> **Prompt**
Gather each line in the entries that includes the string "dimensions".

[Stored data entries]
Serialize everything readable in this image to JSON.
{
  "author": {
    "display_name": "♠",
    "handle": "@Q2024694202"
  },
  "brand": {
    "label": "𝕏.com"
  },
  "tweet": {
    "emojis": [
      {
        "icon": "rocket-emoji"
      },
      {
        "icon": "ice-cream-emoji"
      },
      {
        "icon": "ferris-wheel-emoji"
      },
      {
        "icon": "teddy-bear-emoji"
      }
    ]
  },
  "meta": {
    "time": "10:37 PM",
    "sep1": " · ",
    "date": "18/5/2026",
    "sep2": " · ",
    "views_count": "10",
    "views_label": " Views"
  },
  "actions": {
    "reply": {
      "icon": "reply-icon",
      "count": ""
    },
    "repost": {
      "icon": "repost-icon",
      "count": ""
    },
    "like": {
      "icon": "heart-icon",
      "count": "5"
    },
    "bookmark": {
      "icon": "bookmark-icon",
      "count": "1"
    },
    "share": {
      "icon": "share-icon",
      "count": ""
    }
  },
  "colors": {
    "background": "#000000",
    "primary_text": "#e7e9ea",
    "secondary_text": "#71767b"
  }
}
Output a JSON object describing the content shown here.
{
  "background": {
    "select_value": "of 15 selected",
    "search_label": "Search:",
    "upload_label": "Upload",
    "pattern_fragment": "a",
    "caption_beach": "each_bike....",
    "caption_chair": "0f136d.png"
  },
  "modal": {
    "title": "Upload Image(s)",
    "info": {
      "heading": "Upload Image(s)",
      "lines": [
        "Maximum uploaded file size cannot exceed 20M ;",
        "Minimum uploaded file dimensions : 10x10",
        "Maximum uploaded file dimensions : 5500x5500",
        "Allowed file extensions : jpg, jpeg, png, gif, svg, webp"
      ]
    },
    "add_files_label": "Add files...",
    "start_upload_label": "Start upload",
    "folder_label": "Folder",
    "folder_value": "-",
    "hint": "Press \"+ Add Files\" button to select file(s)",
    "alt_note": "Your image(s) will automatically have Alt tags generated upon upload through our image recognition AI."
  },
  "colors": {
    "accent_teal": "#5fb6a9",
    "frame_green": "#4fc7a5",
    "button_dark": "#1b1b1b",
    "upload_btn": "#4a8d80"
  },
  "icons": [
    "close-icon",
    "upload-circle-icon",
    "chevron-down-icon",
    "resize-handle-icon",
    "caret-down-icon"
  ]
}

> **The solution**
        "Minimum uploaded file dimensions : 10x10",
        "Maximum uploaded file dimensions : 5500x5500",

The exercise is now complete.